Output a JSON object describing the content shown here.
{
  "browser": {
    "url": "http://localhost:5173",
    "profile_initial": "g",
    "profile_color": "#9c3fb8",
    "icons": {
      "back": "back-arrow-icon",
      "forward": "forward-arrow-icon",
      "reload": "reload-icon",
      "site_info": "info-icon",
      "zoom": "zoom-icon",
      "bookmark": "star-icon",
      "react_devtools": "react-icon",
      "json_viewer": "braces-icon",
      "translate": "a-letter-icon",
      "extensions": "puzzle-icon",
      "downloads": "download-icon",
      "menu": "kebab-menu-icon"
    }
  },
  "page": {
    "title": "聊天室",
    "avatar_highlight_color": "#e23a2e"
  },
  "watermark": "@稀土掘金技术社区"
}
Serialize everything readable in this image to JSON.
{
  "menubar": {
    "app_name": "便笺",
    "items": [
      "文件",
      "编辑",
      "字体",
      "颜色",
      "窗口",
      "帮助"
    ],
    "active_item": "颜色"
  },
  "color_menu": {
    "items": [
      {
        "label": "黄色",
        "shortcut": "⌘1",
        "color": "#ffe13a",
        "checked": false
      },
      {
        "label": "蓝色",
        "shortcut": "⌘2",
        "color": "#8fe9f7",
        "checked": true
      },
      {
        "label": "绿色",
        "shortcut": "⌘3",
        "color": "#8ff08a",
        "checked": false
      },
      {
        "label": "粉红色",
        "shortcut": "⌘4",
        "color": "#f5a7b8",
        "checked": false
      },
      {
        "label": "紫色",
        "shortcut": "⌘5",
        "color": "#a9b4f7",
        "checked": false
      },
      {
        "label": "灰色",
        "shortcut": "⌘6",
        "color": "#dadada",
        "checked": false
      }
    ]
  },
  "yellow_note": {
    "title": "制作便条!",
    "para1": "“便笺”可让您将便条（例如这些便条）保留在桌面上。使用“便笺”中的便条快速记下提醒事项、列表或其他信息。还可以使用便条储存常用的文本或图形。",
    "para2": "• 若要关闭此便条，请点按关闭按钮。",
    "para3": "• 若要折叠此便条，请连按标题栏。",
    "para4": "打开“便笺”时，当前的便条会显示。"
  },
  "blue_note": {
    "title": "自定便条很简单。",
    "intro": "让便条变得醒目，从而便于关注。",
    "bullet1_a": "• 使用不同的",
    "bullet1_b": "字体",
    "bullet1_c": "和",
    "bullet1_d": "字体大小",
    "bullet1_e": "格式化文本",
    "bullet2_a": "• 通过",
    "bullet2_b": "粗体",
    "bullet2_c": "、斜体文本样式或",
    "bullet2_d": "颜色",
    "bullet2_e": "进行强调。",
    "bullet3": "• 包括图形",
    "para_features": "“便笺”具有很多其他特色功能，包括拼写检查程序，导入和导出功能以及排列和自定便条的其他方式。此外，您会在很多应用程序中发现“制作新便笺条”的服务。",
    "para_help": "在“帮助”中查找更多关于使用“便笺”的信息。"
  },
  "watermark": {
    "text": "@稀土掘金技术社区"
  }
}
════
Extract the full set of entries word for word.

§ Finished answer:
Output a JSON object describing the content shown here.
{
  "browser": {
    "url": "http://localhost:5173",
    "profile_initial": "g",
    "profile_color": "#9c3fb8",
    "icons": {
      "back": "back-arrow-icon",
      "forward": "forward-arrow-icon",
      "reload": "reload-icon",
      "site_info": "info-icon",
      "zoom": "zoom-icon",
      "bookmark": "star-icon",
      "react_devtools": "react-icon",
      "json_viewer": "braces-icon",
      "translate": "a-letter-icon",
      "extensions": "puzzle-icon",
      "downloads": "download-icon",
      "menu": "kebab-menu-icon"
    }
  },
  "page": {
    "title": "聊天室",
    "avatar_highlight_color": "#e23a2e"
  },
  "watermark": "@稀土掘金技术社区"
}
Serialize everything readable in this image to JSON.
{
  "menubar": {
    "app_name": "便笺",
    "items": [
      "文件",
      "编辑",
      "字体",
      "颜色",
      "窗口",
      "帮助"
    ],
    "active_item": "颜色"
  },
  "color_menu": {
    "items": [
      {
        "label": "黄色",
        "shortcut": "⌘1",
        "color": "#ffe13a",
        "checked": false
      },
      {
        "label": "蓝色",
        "shortcut": "⌘2",
        "color": "#8fe9f7",
        "checked": true
      },
      {
        "label": "绿色",
        "shortcut": "⌘3",
        "color": "#8ff08a",
        "checked": false
      },
      {
        "label": "粉红色",
        "shortcut": "⌘4",
        "color": "#f5a7b8",
        "checked": false
      },
      {
        "label": "紫色",
        "shortcut": "⌘5",
        "color": "#a9b4f7",
        "checked": false
      },
      {
        "label": "灰色",
        "shortcut": "⌘6",
        "color": "#dadada",
        "checked": false
      }
    ]
  },
  "yellow_note": {
    "title": "制作便条!",
    "para1": "“便笺”可让您将便条（例如这些便条）保留在桌面上。使用“便笺”中的便条快速记下提醒事项、列表或其他信息。还可以使用便条储存常用的文本或图形。",
    "para2": "• 若要关闭此便条，请点按关闭按钮。",
    "para3": "• 若要折叠此便条，请连按标题栏。",
    "para4": "打开“便笺”时，当前的便条会显示。"
  },
  "blue_note": {
    "title": "自定便条很简单。",
    "intro": "让便条变得醒目，从而便于关注。",
    "bullet1_a": "• 使用不同的",
    "bullet1_b": "字体",
    "bullet1_c": "和",
    "bullet1_d": "字体大小",
    "bullet1_e": "格式化文本",
    "bullet2_a": "• 通过",
    "bullet2_b": "粗体",
    "bullet2_c": "、斜体文本样式或",
    "bullet2_d": "颜色",
    "bullet2_e": "进行强调。",
    "bullet3": "• 包括图形",
    "para_features": "“便笺”具有很多其他特色功能，包括拼写检查程序，导入和导出功能以及排列和自定便条的其他方式。此外，您会在很多应用程序中发现“制作新便笺条”的服务。",
    "para_help": "在“帮助”中查找更多关于使用“便笺”的信息。"
  },
  "watermark": {
    "text": "@稀土掘金技术社区"
  }
}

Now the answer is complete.